WHAT TO DO: Under this task are some entries; return every one of them exactly.

(Figure record extracts)
>> Start

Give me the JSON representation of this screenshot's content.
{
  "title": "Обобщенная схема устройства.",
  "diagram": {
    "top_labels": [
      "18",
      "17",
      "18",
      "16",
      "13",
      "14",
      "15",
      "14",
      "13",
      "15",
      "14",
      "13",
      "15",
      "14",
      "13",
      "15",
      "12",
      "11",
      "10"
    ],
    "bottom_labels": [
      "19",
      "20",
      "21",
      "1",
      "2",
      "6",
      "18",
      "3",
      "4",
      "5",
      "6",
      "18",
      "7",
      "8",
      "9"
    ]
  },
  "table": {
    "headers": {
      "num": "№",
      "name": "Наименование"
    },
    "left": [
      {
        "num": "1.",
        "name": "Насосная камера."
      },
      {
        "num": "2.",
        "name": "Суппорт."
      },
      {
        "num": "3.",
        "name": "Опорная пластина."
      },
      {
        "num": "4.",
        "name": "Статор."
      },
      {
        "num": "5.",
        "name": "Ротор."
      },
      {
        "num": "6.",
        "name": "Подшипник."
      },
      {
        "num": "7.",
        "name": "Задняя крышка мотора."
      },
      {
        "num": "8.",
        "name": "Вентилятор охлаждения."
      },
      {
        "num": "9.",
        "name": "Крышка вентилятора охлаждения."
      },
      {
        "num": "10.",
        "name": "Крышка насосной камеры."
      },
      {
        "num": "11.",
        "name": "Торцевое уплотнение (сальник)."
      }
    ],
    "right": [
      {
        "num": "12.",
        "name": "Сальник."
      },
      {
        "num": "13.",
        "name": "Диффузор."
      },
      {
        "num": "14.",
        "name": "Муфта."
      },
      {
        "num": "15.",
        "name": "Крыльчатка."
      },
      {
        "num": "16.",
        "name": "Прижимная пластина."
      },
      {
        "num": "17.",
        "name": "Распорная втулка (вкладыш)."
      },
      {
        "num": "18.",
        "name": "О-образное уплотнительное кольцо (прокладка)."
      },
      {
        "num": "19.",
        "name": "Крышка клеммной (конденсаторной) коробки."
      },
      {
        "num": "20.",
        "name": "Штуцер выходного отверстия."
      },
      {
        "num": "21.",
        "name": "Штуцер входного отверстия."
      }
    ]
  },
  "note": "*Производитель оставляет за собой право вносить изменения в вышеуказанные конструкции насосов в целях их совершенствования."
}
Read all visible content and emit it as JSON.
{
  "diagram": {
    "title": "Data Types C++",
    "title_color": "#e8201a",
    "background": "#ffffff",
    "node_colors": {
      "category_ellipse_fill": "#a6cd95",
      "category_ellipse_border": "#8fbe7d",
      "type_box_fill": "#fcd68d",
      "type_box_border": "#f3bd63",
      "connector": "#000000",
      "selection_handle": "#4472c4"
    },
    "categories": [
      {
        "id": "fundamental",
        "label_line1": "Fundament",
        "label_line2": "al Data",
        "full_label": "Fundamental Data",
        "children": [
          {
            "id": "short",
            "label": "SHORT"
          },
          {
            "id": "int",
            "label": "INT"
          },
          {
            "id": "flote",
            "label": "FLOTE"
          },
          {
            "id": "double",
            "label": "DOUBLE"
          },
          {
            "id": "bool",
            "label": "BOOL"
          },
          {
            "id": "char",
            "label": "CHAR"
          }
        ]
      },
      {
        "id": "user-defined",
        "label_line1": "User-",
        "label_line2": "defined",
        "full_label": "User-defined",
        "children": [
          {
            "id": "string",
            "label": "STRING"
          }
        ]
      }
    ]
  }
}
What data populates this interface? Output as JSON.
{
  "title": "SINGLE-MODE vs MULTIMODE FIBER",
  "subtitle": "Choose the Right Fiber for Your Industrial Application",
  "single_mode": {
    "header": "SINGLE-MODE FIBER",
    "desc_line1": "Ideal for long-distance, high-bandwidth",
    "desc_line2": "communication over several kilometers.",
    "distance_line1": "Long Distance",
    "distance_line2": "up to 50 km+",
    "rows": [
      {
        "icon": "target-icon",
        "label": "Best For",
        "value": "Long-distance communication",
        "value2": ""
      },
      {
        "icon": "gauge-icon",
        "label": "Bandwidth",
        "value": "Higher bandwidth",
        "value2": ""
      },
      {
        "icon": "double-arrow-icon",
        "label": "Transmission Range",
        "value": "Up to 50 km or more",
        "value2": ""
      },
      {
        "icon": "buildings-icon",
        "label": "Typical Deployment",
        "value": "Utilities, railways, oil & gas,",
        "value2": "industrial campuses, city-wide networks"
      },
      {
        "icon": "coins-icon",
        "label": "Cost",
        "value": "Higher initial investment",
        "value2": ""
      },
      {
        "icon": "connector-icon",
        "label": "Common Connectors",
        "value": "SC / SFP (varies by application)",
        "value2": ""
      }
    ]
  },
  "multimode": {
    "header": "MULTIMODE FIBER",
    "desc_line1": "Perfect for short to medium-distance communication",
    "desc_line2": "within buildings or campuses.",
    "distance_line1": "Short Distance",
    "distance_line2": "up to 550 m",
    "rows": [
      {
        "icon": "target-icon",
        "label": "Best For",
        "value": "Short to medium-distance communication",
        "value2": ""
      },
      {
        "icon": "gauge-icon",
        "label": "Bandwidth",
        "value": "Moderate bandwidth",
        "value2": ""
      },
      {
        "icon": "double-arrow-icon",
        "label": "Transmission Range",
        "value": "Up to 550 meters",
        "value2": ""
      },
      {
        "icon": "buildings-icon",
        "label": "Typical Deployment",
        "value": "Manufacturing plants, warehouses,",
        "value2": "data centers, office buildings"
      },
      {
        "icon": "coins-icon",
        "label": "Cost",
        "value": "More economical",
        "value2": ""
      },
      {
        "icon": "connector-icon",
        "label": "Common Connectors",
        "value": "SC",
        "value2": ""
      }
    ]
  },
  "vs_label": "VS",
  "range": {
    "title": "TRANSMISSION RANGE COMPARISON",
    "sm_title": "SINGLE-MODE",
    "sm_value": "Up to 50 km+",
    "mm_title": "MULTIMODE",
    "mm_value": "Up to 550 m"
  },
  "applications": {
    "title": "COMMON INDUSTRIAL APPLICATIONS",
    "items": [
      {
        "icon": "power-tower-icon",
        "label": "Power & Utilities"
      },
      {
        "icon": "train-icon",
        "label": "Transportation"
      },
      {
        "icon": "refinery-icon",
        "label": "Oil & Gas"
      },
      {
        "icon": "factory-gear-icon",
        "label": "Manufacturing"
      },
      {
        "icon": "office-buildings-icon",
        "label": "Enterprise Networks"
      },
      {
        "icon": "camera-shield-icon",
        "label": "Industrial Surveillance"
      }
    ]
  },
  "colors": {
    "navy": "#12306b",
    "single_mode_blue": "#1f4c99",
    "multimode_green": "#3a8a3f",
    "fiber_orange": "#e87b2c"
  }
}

>> End

FINAL ANSWER:
Give me the JSON representation of this screenshot's content.
{
  "title": "Обобщенная схема устройства.",
  "diagram": {
    "top_labels": [
      "18",
      "17",
      "18",
      "16",
      "13",
      "14",
      "15",
      "14",
      "13",
      "15",
      "14",
      "13",
      "15",
      "14",
      "13",
      "15",
      "12",
      "11",
      "10"
    ],
    "bottom_labels": [
      "19",
      "20",
      "21",
      "1",
      "2",
      "6",
      "18",
      "3",
      "4",
      "5",
      "6",
      "18",
      "7",
      "8",
      "9"
    ]
  },
  "table": {
    "headers": {
      "num": "№",
      "name": "Наименование"
    },
    "left": [
      {
        "num": "1.",
        "name": "Насосная камера."
      },
      {
        "num": "2.",
        "name": "Суппорт."
      },
      {
        "num": "3.",
        "name": "Опорная пластина."
      },
      {
        "num": "4.",
        "name": "Статор."
      },
      {
        "num": "5.",
        "name": "Ротор."
      },
      {
        "num": "6.",
        "name": "Подшипник."
      },
      {
        "num": "7.",
        "name": "Задняя крышка мотора."
      },
      {
        "num": "8.",
        "name": "Вентилятор охлаждения."
      },
      {
        "num": "9.",
        "name": "Крышка вентилятора охлаждения."
      },
      {
        "num": "10.",
        "name": "Крышка насосной камеры."
      },
      {
        "num": "11.",
        "name": "Торцевое уплотнение (сальник)."
      }
    ],
    "right": [
      {
        "num": "12.",
        "name": "Сальник."
      },
      {
        "num": "13.",
        "name": "Диффузор."
      },
      {
        "num": "14.",
        "name": "Муфта."
      },
      {
        "num": "15.",
        "name": "Крыльчатка."
      },
      {
        "num": "16.",
        "name": "Прижимная пластина."
      },
      {
        "num": "17.",
        "name": "Распорная втулка (вкладыш)."
      },
      {
        "num": "18.",
        "name": "О-образное уплотнительное кольцо (прокладка)."
      },
      {
        "num": "19.",
        "name": "Крышка клеммной (конденсаторной) коробки."
      },
      {
        "num": "20.",
        "name": "Штуцер выходного отверстия."
      },
      {
        "num": "21.",
        "name": "Штуцер входного отверстия."
      }
    ]
  },
  "note": "*Производитель оставляет за собой право вносить изменения в вышеуказанные конструкции насосов в целях их совершенствования."
}
Read all visible content and emit it as JSON.
{
  "diagram": {
    "title": "Data Types C++",
    "title_color": "#e8201a",
    "background": "#ffffff",
    "node_colors": {
      "category_ellipse_fill": "#a6cd95",
      "category_ellipse_border": "#8fbe7d",
      "type_box_fill": "#fcd68d",
      "type_box_border": "#f3bd63",
      "connector": "#000000",
      "selection_handle": "#4472c4"
    },
    "categories": [
      {
        "id": "fundamental",
        "label_line1": "Fundament",
        "label_line2": "al Data",
        "full_label": "Fundamental Data",
        "children": [
          {
            "id": "short",
            "label": "SHORT"
          },
          {
            "id": "int",
            "label": "INT"
          },
          {
            "id": "flote",
            "label": "FLOTE"
          },
          {
            "id": "double",
            "label": "DOUBLE"
          },
          {
            "id": "bool",
            "label": "BOOL"
          },
          {
            "id": "char",
            "label": "CHAR"
          }
        ]
      },
      {
        "id": "user-defined",
        "label_line1": "User-",
        "label_line2": "defined",
        "full_label": "User-defined",
        "children": [
          {
            "id": "string",
            "label": "STRING"
          }
        ]
      }
    ]
  }
}
What data populates this interface? Output as JSON.
{
  "title": "SINGLE-MODE vs MULTIMODE FIBER",
  "subtitle": "Choose the Right Fiber for Your Industrial Application",
  "single_mode": {
    "header": "SINGLE-MODE FIBER",
    "desc_line1": "Ideal for long-distance, high-bandwidth",
    "desc_line2": "communication over several kilometers.",
    "distance_line1": "Long Distance",
    "distance_line2": "up to 50 km+",
    "rows": [
      {
        "icon": "target-icon",
        "label": "Best For",
        "value": "Long-distance communication",
        "value2": ""
      },
      {
        "icon": "gauge-icon",
        "label": "Bandwidth",
        "value": "Higher bandwidth",
        "value2": ""
      },
      {
        "icon": "double-arrow-icon",
        "label": "Transmission Range",
        "value": "Up to 50 km or more",
        "value2": ""
      },
      {
        "icon": "buildings-icon",
        "label": "Typical Deployment",
        "value": "Utilities, railways, oil & gas,",
        "value2": "industrial campuses, city-wide networks"
      },
      {
        "icon": "coins-icon",
        "label": "Cost",
        "value": "Higher initial investment",
        "value2": ""
      },
      {
        "icon": "connector-icon",
        "label": "Common Connectors",
        "value": "SC / SFP (varies by application)",
        "value2": ""
      }
    ]
  },
  "multimode": {
    "header": "MULTIMODE FIBER",
    "desc_line1": "Perfect for short to medium-distance communication",
    "desc_line2": "within buildings or campuses.",
    "distance_line1": "Short Distance",
    "distance_line2": "up to 550 m",
    "rows": [
      {
        "icon": "target-icon",
        "label": "Best For",
        "value": "Short to medium-distance communication",
        "value2": ""
      },
      {
        "icon": "gauge-icon",
        "label": "Bandwidth",
        "value": "Moderate bandwidth",
        "value2": ""
      },
      {
        "icon": "double-arrow-icon",
        "label": "Transmission Range",
        "value": "Up to 550 meters",
        "value2": ""
      },
      {
        "icon": "buildings-icon",
        "label": "Typical Deployment",
        "value": "Manufacturing plants, warehouses,",
        "value2": "data centers, office buildings"
      },
      {
        "icon": "coins-icon",
        "label": "Cost",
        "value": "More economical",
        "value2": ""
      },
      {
        "icon": "connector-icon",
        "label": "Common Connectors",
        "value": "SC",
        "value2": ""
      }
    ]
  },
  "vs_label": "VS",
  "range": {
    "title": "TRANSMISSION RANGE COMPARISON",
    "sm_title": "SINGLE-MODE",
    "sm_value": "Up to 50 km+",
    "mm_title": "MULTIMODE",
    "mm_value": "Up to 550 m"
  },
  "applications": {
    "title": "COMMON INDUSTRIAL APPLICATIONS",
    "items": [
      {
        "icon": "power-tower-icon",
        "label": "Power & Utilities"
      },
      {
        "icon": "train-icon",
        "label": "Transportation"
      },
      {
        "icon": "refinery-icon",
        "label": "Oil & Gas"
      },
      {
        "icon": "factory-gear-icon",
        "label": "Manufacturing"
      },
      {
        "icon": "office-buildings-icon",
        "label": "Enterprise Networks"
      },
      {
        "icon": "camera-shield-icon",
        "label": "Industrial Surveillance"
      }
    ]
  },
  "colors": {
    "navy": "#12306b",
    "single_mode_blue": "#1f4c99",
    "multimode_green": "#3a8a3f",
    "fiber_orange": "#e87b2c"
  }
}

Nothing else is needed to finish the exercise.